• [Your instructions]
All lines holding the string "Bookworm" are to be shown.

(Data items)
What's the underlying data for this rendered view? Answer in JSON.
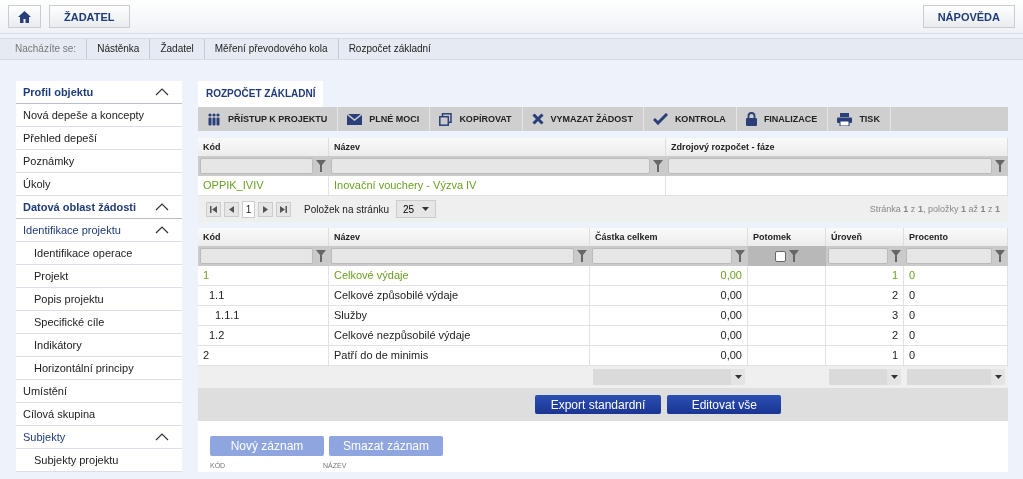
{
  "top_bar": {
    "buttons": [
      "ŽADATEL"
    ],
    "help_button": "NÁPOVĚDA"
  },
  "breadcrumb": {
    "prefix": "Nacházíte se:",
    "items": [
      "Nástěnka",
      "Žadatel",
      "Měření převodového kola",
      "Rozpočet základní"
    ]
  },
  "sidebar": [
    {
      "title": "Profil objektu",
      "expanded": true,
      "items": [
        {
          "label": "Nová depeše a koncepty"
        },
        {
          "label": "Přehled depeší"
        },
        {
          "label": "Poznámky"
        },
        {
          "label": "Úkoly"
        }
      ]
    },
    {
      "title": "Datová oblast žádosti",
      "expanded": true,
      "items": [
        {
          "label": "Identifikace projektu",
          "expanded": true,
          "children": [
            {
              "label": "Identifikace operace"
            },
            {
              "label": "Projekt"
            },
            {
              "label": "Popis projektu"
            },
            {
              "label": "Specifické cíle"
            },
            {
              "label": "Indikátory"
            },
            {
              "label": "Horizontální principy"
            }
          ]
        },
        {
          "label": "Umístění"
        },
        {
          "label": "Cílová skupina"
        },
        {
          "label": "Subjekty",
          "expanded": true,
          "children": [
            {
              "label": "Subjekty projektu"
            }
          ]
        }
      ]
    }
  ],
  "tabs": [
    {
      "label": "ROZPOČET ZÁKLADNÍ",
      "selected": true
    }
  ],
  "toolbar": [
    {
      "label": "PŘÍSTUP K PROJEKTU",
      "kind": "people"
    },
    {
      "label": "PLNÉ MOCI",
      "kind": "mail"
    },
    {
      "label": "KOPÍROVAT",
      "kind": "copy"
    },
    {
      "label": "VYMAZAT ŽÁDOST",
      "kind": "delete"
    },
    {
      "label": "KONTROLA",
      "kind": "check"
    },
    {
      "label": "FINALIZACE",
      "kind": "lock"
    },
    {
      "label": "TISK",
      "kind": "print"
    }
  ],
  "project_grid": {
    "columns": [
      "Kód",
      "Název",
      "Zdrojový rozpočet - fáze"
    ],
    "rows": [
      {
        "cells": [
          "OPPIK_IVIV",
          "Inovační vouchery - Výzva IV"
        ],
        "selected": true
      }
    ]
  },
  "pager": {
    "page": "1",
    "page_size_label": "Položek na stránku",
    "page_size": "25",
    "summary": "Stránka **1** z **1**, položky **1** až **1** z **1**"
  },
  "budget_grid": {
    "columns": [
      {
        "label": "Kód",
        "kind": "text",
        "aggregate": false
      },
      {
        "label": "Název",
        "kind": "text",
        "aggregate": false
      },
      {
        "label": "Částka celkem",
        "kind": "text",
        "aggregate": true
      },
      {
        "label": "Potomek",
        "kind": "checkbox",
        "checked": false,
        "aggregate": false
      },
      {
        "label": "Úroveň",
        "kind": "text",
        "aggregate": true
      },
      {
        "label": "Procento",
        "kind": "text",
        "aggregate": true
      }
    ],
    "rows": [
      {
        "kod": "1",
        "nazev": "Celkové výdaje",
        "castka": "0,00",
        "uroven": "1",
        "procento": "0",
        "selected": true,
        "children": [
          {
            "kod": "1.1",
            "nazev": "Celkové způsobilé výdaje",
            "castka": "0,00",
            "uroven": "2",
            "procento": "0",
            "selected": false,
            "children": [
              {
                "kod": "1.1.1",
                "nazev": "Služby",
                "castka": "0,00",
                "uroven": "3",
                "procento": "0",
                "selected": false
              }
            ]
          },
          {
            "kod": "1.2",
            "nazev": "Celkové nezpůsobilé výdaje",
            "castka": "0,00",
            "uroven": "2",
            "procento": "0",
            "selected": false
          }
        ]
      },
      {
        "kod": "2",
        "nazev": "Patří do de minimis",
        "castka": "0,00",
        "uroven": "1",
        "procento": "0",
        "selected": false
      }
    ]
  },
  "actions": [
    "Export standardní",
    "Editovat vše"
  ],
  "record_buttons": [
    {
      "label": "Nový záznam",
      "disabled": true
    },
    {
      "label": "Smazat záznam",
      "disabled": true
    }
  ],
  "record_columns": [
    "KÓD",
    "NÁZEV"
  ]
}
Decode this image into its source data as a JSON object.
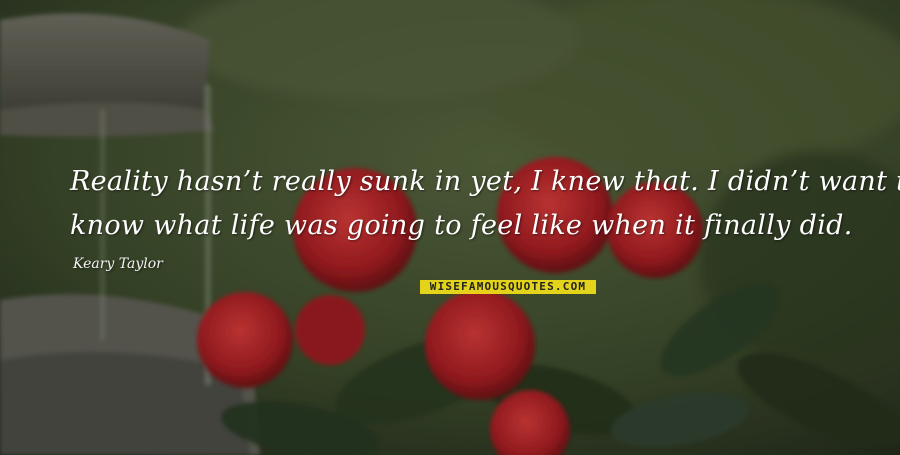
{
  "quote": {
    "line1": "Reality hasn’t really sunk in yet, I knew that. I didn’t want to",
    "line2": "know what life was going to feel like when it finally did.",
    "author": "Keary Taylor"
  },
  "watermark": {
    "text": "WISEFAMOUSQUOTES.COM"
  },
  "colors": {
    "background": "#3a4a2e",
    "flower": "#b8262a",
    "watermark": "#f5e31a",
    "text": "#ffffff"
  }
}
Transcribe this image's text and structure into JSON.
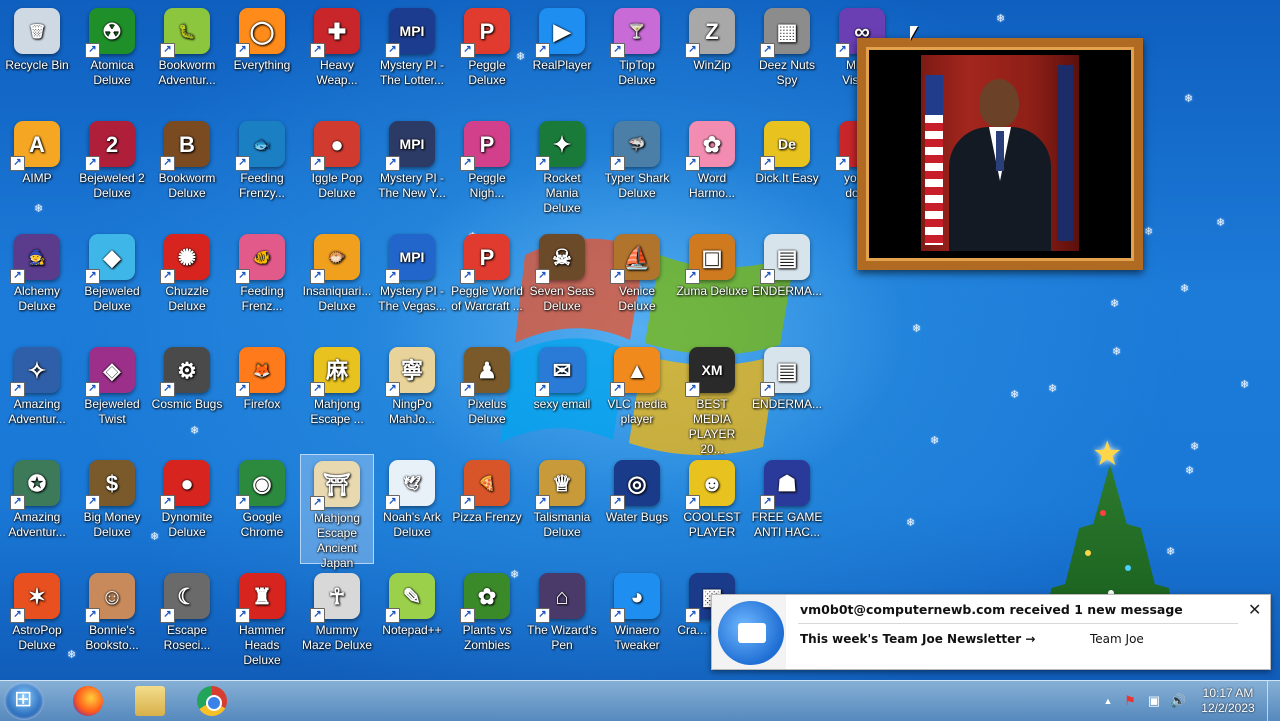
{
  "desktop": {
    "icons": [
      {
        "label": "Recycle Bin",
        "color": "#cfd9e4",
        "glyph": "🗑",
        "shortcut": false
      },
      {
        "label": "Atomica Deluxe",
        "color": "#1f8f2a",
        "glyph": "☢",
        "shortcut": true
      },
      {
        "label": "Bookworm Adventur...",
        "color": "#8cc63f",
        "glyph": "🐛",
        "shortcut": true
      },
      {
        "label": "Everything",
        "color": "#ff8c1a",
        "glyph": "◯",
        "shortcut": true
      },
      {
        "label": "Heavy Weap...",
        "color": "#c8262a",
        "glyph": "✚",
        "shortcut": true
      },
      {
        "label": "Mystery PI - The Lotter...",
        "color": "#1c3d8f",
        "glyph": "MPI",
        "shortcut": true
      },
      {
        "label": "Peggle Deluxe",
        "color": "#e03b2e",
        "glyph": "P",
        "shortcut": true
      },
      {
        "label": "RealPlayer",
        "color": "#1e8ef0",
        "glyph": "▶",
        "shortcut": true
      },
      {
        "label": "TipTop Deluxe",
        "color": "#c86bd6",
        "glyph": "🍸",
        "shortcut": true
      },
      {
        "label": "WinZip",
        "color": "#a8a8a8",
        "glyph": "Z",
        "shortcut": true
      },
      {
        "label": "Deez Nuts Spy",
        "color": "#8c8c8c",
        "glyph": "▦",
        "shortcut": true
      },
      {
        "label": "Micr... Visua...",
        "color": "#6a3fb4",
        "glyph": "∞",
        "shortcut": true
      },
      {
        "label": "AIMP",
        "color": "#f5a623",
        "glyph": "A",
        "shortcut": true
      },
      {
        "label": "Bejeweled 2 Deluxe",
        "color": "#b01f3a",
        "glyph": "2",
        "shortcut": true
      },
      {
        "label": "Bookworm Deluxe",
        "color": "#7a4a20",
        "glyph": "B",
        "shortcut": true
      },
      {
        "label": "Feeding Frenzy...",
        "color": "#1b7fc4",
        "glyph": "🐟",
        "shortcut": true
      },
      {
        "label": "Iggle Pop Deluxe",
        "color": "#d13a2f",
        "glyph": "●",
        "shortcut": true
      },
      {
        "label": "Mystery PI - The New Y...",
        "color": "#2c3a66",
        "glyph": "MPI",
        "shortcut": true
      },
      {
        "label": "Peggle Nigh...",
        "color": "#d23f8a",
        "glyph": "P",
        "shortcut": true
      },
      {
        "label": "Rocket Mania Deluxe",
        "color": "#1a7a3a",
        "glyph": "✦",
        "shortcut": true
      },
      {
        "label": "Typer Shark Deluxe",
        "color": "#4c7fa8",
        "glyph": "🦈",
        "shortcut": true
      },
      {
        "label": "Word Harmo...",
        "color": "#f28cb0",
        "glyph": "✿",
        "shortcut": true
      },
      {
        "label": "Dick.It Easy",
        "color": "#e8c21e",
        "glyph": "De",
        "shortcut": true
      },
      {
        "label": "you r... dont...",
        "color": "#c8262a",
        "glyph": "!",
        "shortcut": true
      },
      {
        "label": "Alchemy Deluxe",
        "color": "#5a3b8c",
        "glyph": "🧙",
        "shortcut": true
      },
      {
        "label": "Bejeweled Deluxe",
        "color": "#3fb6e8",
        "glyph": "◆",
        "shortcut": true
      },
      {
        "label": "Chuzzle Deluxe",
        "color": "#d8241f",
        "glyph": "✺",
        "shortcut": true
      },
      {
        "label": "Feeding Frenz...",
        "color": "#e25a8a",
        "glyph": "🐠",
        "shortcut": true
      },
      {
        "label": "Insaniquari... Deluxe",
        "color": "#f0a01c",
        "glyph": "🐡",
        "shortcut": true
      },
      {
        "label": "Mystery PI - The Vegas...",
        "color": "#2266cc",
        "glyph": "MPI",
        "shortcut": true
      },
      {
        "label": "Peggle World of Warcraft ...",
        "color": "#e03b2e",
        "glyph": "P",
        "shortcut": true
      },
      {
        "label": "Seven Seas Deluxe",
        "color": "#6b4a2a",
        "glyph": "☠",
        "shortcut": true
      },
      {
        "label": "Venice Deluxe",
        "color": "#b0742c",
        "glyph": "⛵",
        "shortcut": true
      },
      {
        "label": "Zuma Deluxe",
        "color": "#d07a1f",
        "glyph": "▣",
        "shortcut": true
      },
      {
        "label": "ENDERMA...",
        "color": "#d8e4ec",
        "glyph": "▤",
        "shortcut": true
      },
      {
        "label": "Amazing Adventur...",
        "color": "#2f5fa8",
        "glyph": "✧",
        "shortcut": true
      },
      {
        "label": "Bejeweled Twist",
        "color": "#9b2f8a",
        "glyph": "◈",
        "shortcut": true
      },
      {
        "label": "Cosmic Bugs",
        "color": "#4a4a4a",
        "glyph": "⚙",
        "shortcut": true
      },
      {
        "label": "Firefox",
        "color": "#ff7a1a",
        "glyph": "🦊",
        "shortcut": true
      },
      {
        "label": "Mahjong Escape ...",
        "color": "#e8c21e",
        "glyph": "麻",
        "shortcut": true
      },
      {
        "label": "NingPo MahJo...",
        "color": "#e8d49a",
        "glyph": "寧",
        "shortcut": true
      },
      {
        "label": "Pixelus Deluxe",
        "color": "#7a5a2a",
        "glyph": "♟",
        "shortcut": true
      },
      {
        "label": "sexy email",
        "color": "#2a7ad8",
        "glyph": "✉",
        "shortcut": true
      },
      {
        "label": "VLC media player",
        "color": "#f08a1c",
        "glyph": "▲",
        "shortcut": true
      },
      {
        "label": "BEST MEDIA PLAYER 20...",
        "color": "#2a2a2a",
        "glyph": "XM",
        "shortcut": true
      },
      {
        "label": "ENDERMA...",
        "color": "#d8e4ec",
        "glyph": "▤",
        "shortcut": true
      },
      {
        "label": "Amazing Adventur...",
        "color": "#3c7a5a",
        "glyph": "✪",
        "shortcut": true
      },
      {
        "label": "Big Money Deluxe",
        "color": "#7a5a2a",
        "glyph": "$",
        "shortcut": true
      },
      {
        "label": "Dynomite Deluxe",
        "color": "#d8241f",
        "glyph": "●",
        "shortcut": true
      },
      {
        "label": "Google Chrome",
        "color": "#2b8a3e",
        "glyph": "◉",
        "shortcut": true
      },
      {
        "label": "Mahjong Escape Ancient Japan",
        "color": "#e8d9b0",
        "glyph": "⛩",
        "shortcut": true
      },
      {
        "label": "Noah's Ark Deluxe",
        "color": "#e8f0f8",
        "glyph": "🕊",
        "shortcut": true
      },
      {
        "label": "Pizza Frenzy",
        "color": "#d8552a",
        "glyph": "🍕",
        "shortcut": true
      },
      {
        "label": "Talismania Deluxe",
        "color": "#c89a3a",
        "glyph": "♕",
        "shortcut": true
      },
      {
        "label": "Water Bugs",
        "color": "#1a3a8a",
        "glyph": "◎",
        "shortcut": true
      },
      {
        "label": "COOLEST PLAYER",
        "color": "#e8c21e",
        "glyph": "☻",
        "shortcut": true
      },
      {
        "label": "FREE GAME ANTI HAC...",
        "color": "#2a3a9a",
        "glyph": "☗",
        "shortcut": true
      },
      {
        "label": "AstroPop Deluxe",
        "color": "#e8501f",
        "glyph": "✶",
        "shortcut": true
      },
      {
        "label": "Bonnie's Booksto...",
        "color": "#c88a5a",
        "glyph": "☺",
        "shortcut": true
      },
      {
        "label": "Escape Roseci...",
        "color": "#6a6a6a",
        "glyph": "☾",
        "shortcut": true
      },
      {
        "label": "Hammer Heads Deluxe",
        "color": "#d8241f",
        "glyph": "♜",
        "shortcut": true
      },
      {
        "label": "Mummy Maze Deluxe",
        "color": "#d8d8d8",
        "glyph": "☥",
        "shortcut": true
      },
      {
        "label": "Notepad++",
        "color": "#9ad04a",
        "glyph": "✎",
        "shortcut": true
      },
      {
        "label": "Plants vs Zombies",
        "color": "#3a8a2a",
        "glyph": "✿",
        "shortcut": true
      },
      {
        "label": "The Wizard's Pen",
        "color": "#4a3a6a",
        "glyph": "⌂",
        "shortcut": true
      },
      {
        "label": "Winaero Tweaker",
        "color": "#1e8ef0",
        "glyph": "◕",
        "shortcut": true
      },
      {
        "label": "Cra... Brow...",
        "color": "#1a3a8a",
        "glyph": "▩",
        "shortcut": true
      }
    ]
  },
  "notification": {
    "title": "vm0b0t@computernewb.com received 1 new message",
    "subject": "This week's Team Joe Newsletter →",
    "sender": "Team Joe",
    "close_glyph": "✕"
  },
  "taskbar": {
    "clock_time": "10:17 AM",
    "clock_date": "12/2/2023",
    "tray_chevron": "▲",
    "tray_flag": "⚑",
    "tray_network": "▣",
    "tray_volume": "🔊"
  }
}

• [Solution to this task]
        "label": "Bookworm Adventur...",
        "label": "Bookworm Deluxe",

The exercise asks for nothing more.